(Dataset items)
== == ==
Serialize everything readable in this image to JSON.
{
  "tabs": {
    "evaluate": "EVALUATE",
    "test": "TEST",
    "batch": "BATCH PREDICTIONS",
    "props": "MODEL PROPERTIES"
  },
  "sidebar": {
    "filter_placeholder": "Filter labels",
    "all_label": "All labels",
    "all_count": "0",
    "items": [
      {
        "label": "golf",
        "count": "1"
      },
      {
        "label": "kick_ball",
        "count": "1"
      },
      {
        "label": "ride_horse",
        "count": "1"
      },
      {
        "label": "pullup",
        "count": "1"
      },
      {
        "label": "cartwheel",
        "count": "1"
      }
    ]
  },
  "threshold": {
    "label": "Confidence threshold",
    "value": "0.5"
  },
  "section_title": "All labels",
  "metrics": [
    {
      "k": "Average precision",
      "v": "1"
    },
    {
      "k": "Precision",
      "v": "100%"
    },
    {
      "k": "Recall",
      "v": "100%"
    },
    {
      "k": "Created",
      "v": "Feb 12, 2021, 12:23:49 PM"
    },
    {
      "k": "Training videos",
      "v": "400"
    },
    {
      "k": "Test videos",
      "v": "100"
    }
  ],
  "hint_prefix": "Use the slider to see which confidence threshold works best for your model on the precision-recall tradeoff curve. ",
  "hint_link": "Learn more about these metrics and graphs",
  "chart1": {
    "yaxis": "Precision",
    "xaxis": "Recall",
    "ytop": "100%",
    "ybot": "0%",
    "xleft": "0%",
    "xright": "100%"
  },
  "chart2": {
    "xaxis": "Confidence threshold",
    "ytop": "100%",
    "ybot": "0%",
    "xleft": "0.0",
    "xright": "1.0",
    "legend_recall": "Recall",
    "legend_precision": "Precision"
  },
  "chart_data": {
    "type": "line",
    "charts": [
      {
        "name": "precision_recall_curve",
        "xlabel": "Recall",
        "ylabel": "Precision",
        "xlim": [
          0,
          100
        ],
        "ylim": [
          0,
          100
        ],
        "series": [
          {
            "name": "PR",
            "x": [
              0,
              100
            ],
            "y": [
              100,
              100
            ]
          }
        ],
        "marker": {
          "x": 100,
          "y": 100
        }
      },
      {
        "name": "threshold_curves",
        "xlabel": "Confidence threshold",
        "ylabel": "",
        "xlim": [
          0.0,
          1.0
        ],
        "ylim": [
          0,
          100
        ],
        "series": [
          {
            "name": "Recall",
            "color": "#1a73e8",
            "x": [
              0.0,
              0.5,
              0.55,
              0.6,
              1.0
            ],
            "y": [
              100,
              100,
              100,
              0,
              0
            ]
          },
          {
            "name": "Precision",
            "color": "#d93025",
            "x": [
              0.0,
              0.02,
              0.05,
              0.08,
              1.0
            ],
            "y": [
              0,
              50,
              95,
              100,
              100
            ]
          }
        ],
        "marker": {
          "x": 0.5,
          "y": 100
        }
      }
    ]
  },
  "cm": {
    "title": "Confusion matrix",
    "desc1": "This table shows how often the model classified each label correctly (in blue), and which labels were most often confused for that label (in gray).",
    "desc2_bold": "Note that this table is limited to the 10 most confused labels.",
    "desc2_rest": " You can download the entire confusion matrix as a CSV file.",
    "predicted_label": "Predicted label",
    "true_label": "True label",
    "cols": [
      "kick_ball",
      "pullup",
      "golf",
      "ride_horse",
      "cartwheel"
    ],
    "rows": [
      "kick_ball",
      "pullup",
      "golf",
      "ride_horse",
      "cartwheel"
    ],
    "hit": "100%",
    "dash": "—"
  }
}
== == ==
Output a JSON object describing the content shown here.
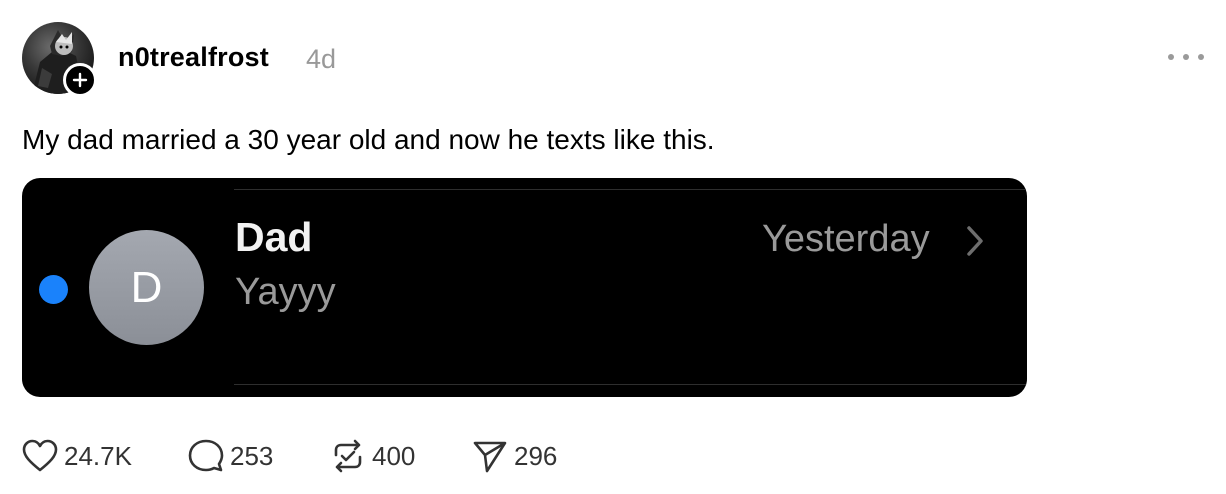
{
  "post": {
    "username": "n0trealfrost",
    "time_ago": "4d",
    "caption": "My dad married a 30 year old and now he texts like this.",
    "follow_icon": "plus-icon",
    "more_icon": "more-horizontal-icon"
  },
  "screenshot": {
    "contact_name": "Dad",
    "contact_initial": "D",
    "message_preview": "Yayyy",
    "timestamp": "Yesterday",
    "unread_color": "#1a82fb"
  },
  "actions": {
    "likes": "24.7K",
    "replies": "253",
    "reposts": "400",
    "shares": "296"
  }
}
== == ==
» Short task
Say how many lines contain "most", and give nothing but that number.

» Problem solution
2